WHAT IS REQUIRED: Reproduce each of the following rows verbatim, without any changes.
··· MATERIAL PROVIDED
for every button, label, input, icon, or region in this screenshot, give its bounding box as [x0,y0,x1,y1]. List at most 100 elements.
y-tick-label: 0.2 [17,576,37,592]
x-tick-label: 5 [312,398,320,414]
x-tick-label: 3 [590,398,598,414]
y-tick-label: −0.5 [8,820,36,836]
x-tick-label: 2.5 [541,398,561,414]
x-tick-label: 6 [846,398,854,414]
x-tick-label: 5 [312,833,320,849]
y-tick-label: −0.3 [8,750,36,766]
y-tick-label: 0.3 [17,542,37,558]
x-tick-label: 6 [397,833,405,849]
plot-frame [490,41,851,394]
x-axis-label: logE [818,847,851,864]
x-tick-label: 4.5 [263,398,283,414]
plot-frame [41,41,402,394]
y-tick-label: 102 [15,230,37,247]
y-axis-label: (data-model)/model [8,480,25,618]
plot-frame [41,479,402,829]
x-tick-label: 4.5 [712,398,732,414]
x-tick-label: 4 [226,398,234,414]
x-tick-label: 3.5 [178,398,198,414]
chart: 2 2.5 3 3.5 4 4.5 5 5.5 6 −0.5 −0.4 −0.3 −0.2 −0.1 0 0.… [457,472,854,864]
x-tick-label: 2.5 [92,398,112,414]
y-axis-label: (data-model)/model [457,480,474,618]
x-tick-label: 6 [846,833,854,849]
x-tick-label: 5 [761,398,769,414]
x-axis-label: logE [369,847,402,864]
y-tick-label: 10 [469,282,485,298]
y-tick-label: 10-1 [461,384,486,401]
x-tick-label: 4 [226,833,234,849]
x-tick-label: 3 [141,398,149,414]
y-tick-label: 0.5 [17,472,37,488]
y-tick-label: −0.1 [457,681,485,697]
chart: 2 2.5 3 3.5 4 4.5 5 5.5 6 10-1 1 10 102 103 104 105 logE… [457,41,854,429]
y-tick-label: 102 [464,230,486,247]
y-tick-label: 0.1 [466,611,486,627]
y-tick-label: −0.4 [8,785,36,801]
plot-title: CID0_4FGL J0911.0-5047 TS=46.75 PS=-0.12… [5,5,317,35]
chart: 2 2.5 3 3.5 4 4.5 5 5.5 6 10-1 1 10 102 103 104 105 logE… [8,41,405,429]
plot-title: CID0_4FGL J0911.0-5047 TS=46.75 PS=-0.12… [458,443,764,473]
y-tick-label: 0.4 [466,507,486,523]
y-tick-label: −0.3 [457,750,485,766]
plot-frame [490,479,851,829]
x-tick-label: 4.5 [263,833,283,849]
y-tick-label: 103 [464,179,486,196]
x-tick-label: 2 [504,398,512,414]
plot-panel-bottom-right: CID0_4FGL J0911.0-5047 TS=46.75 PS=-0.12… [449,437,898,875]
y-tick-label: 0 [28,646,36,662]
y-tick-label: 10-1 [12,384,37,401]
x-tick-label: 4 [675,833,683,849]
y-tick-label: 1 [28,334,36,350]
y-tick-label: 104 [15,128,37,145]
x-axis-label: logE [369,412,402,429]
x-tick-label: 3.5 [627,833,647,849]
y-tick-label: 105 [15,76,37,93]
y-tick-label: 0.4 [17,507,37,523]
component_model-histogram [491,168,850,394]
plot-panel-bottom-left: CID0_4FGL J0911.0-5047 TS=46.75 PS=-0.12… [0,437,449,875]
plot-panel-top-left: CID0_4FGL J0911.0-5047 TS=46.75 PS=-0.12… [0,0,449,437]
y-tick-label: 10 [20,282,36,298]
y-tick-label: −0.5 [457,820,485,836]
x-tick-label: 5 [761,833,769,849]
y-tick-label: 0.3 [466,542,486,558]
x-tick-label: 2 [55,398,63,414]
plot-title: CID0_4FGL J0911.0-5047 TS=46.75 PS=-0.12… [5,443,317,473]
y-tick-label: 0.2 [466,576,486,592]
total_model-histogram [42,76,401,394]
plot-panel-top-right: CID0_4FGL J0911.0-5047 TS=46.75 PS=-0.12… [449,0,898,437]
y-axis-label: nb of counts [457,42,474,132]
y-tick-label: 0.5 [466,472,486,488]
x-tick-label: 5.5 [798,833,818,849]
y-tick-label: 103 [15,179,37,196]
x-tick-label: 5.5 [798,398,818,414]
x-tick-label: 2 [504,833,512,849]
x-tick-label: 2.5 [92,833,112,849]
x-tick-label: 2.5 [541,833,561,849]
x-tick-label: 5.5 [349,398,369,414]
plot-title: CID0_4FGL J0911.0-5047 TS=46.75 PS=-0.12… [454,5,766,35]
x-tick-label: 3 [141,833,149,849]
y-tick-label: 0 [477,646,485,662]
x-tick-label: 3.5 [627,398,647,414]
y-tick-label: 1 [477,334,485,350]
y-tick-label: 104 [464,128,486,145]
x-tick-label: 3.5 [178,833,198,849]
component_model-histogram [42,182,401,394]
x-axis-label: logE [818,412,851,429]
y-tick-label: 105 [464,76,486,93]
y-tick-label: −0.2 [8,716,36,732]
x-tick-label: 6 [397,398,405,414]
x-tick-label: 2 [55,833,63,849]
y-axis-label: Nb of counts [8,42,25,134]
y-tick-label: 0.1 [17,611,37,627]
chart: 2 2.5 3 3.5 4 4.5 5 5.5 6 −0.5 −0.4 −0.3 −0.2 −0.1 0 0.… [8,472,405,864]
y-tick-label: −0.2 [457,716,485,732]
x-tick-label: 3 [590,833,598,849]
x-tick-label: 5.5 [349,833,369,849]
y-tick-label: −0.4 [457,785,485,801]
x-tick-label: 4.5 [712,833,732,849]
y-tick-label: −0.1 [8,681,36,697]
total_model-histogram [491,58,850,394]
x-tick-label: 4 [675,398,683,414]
······
SOLUTION BELOW:
for every button, label, input, icon, or region in this screenshot, give its bounding box as [x0,y0,x1,y1]. List at most 100 elements.
y-tick-label: 0.2 [17,576,37,592]
x-tick-label: 5 [312,398,320,414]
x-tick-label: 3 [590,398,598,414]
y-tick-label: −0.5 [8,820,36,836]
x-tick-label: 2.5 [541,398,561,414]
x-tick-label: 6 [846,398,854,414]
x-tick-label: 5 [312,833,320,849]
y-tick-label: −0.3 [8,750,36,766]
y-tick-label: 0.3 [17,542,37,558]
x-tick-label: 6 [397,833,405,849]
plot-frame [490,41,851,394]
x-axis-label: logE [818,847,851,864]
x-tick-label: 4.5 [263,398,283,414]
plot-frame [41,41,402,394]
y-tick-label: 102 [15,230,37,247]
y-axis-label: (data-model)/model [8,480,25,618]
plot-frame [41,479,402,829]
x-tick-label: 4.5 [712,398,732,414]
x-tick-label: 4 [226,398,234,414]
x-tick-label: 3.5 [178,398,198,414]
chart: 2 2.5 3 3.5 4 4.5 5 5.5 6 −0.5 −0.4 −0.3 −0.2 −0.1 0 0.… [457,472,854,864]
x-tick-label: 2.5 [92,398,112,414]
y-axis-label: (data-model)/model [457,480,474,618]
x-tick-label: 6 [846,833,854,849]
x-tick-label: 5 [761,398,769,414]
x-axis-label: logE [369,847,402,864]
y-tick-label: 10 [469,282,485,298]
y-tick-label: 10-1 [461,384,486,401]
x-tick-label: 4 [226,833,234,849]
x-tick-label: 3 [141,398,149,414]
y-tick-label: 0.5 [17,472,37,488]
y-tick-label: −0.1 [457,681,485,697]
chart: 2 2.5 3 3.5 4 4.5 5 5.5 6 10-1 1 10 102 103 104 105 logE… [457,41,854,429]
y-tick-label: 102 [464,230,486,247]
y-tick-label: 0.1 [466,611,486,627]
y-tick-label: −0.4 [8,785,36,801]
plot-title: CID0_4FGL J0911.0-5047 TS=46.75 PS=-0.12… [5,5,317,35]
chart: 2 2.5 3 3.5 4 4.5 5 5.5 6 10-1 1 10 102 103 104 105 logE… [8,41,405,429]
plot-title: CID0_4FGL J0911.0-5047 TS=46.75 PS=-0.12… [458,443,764,473]
y-tick-label: 0.4 [466,507,486,523]
y-tick-label: −0.3 [457,750,485,766]
plot-frame [490,479,851,829]
x-tick-label: 4.5 [263,833,283,849]
y-tick-label: 103 [464,179,486,196]
x-tick-label: 2 [504,398,512,414]
plot-panel-bottom-right: CID0_4FGL J0911.0-5047 TS=46.75 PS=-0.12… [449,437,898,875]
y-tick-label: 0 [28,646,36,662]
y-tick-label: 10-1 [12,384,37,401]
x-tick-label: 4 [675,833,683,849]
y-tick-label: 1 [28,334,36,350]
y-tick-label: 104 [15,128,37,145]
x-axis-label: logE [369,412,402,429]
x-tick-label: 3.5 [627,833,647,849]
y-tick-label: 105 [15,76,37,93]
y-tick-label: 0.4 [17,507,37,523]
component_model-histogram [491,168,850,394]
plot-panel-bottom-left: CID0_4FGL J0911.0-5047 TS=46.75 PS=-0.12… [0,437,449,875]
plot-panel-top-left: CID0_4FGL J0911.0-5047 TS=46.75 PS=-0.12… [0,0,449,437]
y-tick-label: 10 [20,282,36,298]
y-tick-label: −0.5 [457,820,485,836]
x-tick-label: 5 [761,833,769,849]
y-tick-label: 0.3 [466,542,486,558]
x-tick-label: 2 [55,398,63,414]
plot-title: CID0_4FGL J0911.0-5047 TS=46.75 PS=-0.12… [5,443,317,473]
y-tick-label: 0.2 [466,576,486,592]
total_model-histogram [42,76,401,394]
plot-panel-top-right: CID0_4FGL J0911.0-5047 TS=46.75 PS=-0.12… [449,0,898,437]
y-axis-label: nb of counts [457,42,474,132]
y-tick-label: 0.5 [466,472,486,488]
x-tick-label: 5.5 [798,833,818,849]
y-tick-label: 103 [15,179,37,196]
x-tick-label: 5.5 [798,398,818,414]
x-tick-label: 2 [504,833,512,849]
x-tick-label: 2.5 [92,833,112,849]
x-tick-label: 2.5 [541,833,561,849]
x-tick-label: 5.5 [349,398,369,414]
plot-title: CID0_4FGL J0911.0-5047 TS=46.75 PS=-0.12… [454,5,766,35]
x-tick-label: 3 [141,833,149,849]
y-tick-label: 0 [477,646,485,662]
x-tick-label: 3.5 [627,398,647,414]
y-tick-label: 1 [477,334,485,350]
y-tick-label: 104 [464,128,486,145]
x-tick-label: 3.5 [178,833,198,849]
component_model-histogram [42,182,401,394]
x-axis-label: logE [818,412,851,429]
y-tick-label: 105 [464,76,486,93]
y-tick-label: −0.2 [8,716,36,732]
x-tick-label: 6 [397,398,405,414]
x-tick-label: 2 [55,833,63,849]
y-axis-label: Nb of counts [8,42,25,134]
y-tick-label: 0.1 [17,611,37,627]
chart: 2 2.5 3 3.5 4 4.5 5 5.5 6 −0.5 −0.4 −0.3 −0.2 −0.1 0 0.… [8,472,405,864]
y-tick-label: −0.2 [457,716,485,732]
x-tick-label: 3 [590,833,598,849]
x-tick-label: 5.5 [349,833,369,849]
y-tick-label: −0.4 [457,785,485,801]
x-tick-label: 4.5 [712,833,732,849]
y-tick-label: −0.1 [8,681,36,697]
total_model-histogram [491,58,850,394]
x-tick-label: 4 [675,398,683,414]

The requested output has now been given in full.